### Task input
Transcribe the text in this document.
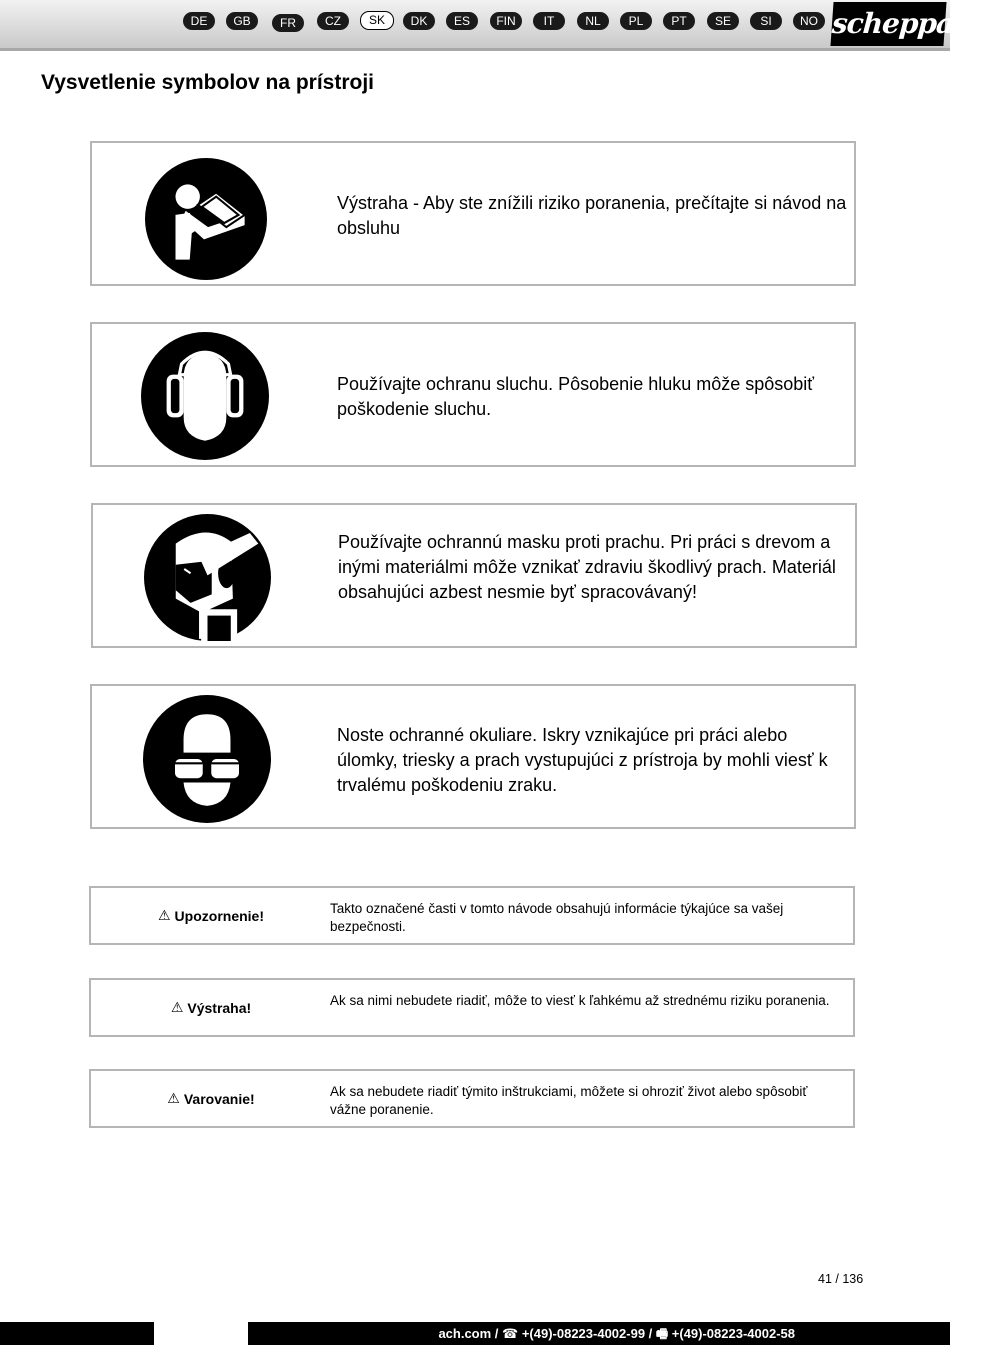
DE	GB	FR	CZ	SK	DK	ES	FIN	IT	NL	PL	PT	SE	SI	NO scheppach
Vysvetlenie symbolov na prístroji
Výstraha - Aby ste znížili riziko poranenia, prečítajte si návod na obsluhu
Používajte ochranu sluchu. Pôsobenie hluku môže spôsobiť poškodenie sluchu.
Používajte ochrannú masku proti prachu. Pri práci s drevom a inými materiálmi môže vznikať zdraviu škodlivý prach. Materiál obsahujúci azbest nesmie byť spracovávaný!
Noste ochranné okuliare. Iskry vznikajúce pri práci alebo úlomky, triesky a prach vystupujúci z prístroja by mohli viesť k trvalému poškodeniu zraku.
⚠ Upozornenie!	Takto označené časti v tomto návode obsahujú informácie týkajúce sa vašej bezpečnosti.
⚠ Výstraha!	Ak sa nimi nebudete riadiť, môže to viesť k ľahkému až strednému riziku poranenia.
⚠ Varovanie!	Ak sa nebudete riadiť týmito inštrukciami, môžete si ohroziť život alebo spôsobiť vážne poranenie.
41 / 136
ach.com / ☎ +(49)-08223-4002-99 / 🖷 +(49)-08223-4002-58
...
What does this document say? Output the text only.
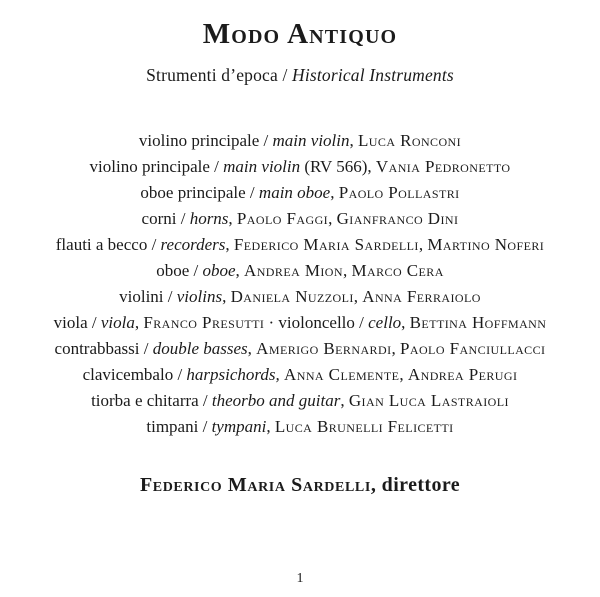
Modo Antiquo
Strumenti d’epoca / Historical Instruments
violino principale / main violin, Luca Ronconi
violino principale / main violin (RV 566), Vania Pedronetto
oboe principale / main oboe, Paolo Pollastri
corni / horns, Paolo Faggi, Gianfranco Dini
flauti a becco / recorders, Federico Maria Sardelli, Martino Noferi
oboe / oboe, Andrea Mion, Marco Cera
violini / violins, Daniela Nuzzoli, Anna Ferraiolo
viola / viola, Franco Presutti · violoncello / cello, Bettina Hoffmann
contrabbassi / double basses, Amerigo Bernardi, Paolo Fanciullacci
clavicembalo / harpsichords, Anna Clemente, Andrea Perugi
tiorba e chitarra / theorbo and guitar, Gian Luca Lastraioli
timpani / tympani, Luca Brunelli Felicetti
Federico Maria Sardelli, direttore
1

### Problem details
Where a line above contains the string "Anna", copy that line.

### Exercise result
violini / violins, Daniela Nuzzoli, Anna Ferraiolo
clavicembalo / harpsichords, Anna Clemente, Andrea Perugi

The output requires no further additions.